Figure content listings
________

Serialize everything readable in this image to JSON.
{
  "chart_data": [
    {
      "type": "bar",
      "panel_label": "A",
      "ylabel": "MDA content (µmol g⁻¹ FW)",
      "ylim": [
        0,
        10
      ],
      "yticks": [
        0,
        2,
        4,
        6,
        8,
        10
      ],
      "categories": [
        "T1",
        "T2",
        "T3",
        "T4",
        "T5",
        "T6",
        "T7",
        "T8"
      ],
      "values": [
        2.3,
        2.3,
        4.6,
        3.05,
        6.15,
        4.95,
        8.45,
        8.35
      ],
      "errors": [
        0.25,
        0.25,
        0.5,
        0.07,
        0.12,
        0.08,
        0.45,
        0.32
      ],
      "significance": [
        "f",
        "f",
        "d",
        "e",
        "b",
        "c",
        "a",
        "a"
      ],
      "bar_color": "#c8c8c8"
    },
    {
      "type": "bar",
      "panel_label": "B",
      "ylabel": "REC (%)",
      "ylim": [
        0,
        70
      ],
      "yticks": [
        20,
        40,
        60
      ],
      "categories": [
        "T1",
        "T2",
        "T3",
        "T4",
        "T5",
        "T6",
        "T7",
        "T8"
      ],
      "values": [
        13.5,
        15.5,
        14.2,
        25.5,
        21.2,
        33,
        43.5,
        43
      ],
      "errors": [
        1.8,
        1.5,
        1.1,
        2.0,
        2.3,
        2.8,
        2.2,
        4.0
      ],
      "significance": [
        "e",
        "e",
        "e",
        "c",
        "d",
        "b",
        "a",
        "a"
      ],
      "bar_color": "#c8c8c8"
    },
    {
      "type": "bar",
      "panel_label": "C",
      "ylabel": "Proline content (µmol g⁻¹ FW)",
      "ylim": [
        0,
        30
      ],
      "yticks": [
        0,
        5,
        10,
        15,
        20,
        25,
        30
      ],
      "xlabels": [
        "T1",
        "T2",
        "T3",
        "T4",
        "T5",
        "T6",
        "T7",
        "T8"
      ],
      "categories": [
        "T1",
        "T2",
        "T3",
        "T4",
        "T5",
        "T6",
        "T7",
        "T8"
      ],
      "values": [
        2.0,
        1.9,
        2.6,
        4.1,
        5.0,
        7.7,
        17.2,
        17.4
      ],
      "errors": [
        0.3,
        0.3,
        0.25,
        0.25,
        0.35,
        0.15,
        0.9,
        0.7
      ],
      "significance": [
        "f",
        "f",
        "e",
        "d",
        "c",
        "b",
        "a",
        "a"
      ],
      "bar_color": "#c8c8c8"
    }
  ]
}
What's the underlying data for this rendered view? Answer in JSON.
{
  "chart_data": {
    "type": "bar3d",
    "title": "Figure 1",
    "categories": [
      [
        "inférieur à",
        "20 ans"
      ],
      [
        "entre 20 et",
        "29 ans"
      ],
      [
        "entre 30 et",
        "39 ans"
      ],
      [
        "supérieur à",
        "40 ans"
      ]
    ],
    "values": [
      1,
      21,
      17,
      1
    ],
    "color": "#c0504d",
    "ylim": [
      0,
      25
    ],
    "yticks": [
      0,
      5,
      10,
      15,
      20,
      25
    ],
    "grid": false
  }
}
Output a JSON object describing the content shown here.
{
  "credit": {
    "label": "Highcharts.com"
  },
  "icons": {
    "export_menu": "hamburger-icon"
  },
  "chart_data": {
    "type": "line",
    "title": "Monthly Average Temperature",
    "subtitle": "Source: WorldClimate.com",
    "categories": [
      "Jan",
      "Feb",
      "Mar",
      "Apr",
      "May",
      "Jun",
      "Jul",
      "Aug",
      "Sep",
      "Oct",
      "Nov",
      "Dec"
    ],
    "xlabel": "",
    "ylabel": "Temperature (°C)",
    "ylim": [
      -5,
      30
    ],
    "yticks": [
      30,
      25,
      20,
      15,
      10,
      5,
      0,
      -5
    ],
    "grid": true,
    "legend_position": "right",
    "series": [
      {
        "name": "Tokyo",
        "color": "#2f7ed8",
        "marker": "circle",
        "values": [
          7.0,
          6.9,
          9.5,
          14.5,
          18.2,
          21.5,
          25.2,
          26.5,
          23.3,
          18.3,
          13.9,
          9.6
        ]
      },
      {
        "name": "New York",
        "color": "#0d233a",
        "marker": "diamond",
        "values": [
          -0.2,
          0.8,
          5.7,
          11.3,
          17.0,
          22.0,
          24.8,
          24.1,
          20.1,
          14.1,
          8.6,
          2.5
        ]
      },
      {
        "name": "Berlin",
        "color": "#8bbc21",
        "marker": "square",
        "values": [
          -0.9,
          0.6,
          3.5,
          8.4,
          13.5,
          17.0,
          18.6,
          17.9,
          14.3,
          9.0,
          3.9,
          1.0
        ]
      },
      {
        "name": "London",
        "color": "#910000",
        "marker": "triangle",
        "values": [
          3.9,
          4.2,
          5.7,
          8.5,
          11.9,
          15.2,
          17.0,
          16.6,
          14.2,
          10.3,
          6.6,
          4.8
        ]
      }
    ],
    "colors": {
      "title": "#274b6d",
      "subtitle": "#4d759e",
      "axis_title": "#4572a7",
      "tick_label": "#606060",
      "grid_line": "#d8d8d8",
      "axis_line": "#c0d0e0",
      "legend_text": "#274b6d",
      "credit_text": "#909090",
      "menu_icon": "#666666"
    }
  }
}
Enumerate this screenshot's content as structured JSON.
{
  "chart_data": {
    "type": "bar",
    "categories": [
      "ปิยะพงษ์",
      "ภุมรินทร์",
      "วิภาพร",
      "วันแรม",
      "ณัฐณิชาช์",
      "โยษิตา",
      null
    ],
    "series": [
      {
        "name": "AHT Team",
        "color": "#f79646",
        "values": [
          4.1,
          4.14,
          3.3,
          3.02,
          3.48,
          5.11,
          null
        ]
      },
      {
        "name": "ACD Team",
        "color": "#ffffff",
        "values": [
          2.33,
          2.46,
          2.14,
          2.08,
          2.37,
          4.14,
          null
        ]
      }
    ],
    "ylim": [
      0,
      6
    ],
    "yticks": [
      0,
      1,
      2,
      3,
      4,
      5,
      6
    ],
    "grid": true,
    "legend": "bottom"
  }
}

________

**SET TASK:**
Show every line of the listing in which the string "name" can be found.

**PROBLEM SOLUTION:**
        "name": "Tokyo",
        "name": "New York",
        "name": "Berlin",
        "name": "London",
        "name": "AHT Team",
        "name": "ACD Team",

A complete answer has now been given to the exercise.